Aim: Below are records; count the lines in them that hold "heading" and give only the count.

Given records:
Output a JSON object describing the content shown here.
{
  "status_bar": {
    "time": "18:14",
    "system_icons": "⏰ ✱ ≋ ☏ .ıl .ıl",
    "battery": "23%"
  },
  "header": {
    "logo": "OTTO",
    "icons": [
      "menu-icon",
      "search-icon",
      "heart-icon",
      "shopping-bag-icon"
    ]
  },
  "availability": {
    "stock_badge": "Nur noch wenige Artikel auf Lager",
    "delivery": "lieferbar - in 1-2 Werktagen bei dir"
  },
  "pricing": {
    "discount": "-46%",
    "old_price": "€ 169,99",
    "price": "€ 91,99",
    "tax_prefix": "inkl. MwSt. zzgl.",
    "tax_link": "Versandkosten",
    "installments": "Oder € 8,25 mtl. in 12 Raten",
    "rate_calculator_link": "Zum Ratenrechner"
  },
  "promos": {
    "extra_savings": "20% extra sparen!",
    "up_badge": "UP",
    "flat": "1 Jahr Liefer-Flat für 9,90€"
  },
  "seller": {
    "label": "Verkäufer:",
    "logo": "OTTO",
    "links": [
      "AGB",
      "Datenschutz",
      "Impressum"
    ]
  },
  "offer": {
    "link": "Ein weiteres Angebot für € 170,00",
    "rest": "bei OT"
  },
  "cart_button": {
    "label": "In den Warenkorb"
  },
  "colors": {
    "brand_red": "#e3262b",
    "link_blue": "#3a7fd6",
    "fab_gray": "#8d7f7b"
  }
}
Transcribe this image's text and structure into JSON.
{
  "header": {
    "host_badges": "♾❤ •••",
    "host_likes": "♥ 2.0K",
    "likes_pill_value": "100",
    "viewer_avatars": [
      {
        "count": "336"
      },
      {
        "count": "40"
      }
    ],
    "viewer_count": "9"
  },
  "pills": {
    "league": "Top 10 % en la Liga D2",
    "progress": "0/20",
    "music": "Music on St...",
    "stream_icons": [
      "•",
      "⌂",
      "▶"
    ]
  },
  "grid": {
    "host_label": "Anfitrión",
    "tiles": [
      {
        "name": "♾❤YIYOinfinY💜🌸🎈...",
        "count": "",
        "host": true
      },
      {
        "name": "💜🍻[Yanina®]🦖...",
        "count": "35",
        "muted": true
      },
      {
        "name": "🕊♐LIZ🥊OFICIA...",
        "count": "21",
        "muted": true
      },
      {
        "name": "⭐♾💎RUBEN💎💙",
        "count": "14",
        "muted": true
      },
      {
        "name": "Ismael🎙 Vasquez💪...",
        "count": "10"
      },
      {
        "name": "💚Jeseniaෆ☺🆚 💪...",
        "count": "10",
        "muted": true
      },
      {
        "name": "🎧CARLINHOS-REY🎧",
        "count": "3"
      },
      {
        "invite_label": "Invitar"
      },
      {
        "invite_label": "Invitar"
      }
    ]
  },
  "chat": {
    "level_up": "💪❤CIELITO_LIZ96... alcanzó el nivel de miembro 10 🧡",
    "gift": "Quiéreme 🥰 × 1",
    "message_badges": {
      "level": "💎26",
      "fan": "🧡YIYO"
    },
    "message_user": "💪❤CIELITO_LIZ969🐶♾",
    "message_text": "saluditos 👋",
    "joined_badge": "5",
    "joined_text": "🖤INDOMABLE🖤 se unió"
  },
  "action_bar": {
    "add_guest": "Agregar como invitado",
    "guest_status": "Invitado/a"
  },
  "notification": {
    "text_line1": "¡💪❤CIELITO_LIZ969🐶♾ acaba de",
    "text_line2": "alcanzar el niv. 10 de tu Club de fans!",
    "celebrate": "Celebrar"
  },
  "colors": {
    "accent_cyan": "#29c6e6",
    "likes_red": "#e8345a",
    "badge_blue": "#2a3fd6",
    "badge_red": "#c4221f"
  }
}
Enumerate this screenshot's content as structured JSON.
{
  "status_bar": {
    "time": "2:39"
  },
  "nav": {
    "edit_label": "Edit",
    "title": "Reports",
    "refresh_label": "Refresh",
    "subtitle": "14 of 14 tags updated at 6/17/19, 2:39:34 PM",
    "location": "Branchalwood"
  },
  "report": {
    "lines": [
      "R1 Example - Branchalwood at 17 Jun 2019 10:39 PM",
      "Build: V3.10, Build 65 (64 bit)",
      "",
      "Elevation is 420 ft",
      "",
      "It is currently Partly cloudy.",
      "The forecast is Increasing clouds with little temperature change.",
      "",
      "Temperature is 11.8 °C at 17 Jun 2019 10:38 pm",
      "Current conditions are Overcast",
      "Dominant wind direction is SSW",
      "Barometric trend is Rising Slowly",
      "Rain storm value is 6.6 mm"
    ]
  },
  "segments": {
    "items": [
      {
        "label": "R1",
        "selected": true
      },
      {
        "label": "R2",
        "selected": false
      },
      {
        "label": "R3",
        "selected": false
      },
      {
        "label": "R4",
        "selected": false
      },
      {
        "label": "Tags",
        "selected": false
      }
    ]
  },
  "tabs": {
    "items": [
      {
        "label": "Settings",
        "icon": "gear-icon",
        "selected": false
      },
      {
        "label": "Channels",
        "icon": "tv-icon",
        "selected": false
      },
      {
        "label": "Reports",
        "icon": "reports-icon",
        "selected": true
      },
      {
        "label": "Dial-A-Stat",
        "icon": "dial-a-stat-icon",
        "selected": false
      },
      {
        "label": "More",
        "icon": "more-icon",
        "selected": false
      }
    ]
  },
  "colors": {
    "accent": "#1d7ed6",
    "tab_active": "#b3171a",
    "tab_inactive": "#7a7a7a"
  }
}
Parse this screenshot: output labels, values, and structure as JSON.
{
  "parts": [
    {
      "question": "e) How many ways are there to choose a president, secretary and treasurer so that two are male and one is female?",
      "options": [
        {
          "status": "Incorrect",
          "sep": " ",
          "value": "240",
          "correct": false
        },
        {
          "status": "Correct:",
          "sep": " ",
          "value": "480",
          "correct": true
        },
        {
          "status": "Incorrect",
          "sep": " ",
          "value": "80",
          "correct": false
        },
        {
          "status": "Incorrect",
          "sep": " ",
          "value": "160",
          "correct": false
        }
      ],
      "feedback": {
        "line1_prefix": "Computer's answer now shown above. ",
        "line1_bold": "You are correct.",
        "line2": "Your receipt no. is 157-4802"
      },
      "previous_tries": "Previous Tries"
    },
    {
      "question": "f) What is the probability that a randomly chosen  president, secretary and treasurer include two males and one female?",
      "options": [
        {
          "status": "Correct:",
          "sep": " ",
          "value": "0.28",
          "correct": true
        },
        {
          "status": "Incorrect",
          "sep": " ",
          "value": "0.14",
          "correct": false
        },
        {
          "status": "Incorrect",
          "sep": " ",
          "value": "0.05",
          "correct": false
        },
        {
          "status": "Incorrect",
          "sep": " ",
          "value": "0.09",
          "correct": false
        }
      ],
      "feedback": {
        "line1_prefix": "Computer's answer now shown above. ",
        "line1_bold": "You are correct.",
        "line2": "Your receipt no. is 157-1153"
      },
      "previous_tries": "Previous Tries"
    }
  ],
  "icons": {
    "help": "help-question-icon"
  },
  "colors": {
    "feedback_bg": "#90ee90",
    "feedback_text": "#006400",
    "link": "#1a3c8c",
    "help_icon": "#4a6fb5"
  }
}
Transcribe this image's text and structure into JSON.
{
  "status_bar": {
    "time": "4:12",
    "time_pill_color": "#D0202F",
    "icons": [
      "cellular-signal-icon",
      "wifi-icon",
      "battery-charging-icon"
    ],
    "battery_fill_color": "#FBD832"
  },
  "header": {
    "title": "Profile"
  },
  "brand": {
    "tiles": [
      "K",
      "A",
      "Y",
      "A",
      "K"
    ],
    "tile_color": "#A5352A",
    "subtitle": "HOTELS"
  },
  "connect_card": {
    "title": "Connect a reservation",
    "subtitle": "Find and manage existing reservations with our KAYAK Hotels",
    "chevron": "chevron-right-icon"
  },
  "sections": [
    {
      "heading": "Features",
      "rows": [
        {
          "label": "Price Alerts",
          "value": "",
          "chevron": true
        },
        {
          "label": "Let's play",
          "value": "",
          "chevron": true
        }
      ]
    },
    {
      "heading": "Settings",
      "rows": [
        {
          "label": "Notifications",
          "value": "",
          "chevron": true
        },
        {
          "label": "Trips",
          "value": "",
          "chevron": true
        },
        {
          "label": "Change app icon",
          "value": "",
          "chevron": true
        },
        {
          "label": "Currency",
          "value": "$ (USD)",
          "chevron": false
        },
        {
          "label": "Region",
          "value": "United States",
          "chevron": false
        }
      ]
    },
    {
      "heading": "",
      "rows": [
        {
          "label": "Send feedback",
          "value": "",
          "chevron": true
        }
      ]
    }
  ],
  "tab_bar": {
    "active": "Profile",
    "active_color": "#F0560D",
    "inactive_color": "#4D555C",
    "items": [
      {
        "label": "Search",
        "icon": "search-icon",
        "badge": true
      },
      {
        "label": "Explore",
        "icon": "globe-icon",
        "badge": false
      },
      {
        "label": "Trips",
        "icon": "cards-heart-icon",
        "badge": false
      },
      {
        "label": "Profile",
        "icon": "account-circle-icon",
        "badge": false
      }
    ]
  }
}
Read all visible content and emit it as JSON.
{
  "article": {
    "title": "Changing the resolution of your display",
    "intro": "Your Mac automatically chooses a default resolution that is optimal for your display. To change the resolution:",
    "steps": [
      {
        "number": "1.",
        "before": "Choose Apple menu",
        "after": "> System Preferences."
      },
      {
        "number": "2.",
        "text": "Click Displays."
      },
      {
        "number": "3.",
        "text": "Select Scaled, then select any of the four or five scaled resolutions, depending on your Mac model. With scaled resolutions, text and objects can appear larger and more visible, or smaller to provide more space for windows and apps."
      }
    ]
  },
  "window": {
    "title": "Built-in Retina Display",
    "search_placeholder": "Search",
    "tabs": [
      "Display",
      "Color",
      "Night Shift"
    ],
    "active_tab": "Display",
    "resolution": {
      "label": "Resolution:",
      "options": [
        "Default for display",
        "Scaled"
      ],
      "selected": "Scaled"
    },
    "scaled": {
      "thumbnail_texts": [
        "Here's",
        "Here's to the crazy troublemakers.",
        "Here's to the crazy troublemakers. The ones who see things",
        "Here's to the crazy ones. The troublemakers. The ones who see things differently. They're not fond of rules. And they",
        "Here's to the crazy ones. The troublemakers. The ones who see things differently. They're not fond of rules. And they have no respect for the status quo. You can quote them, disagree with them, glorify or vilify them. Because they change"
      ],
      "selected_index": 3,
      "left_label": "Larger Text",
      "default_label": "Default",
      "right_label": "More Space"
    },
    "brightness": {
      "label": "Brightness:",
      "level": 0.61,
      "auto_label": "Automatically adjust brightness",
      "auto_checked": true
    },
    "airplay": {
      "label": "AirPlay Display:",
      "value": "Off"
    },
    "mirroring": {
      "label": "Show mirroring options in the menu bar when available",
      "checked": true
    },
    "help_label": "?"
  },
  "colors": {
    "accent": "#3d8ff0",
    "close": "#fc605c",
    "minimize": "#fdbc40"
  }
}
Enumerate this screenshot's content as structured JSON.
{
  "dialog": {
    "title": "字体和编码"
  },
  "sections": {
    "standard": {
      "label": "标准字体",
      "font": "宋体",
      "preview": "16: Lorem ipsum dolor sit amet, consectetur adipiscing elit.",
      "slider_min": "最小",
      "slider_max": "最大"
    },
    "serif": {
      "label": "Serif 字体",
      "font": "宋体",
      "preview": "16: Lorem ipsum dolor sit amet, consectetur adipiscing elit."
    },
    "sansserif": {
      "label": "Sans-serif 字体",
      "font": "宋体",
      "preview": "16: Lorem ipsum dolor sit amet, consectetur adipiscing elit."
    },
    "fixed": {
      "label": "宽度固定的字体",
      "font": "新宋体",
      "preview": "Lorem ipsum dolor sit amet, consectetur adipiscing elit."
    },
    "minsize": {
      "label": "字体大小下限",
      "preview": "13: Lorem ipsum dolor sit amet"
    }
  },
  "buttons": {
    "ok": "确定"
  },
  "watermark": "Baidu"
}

Finished exercise: 3